+++ Provided entries +++
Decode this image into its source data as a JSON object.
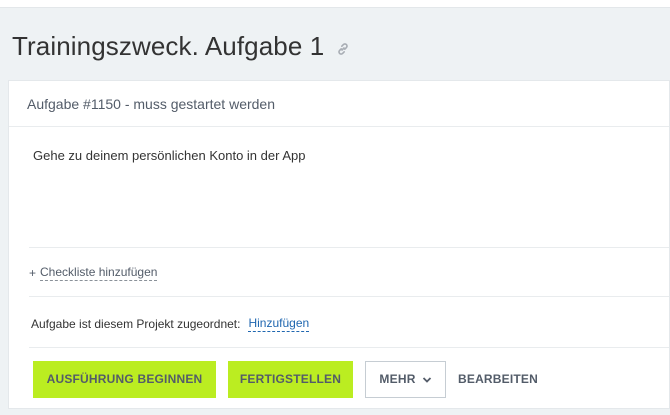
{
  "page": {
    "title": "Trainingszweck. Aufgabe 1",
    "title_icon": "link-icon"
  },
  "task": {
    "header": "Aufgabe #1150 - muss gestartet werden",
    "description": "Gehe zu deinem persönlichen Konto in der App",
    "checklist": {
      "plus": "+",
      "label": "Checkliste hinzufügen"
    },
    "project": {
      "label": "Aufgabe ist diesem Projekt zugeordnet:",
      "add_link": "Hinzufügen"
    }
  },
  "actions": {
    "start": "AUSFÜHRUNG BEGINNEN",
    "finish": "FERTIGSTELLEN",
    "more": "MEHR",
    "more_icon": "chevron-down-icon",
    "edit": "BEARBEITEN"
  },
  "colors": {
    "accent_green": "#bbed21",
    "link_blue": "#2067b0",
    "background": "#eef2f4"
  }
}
+++
### Instruction
Find the word "Aufgabe" in the entries, and copy every line it shows up in.

### Task output
    "title": "Trainingszweck. Aufgabe 1",
    "header": "Aufgabe #1150 - muss gestartet werden",
      "label": "Aufgabe ist diesem Projekt zugeordnet:",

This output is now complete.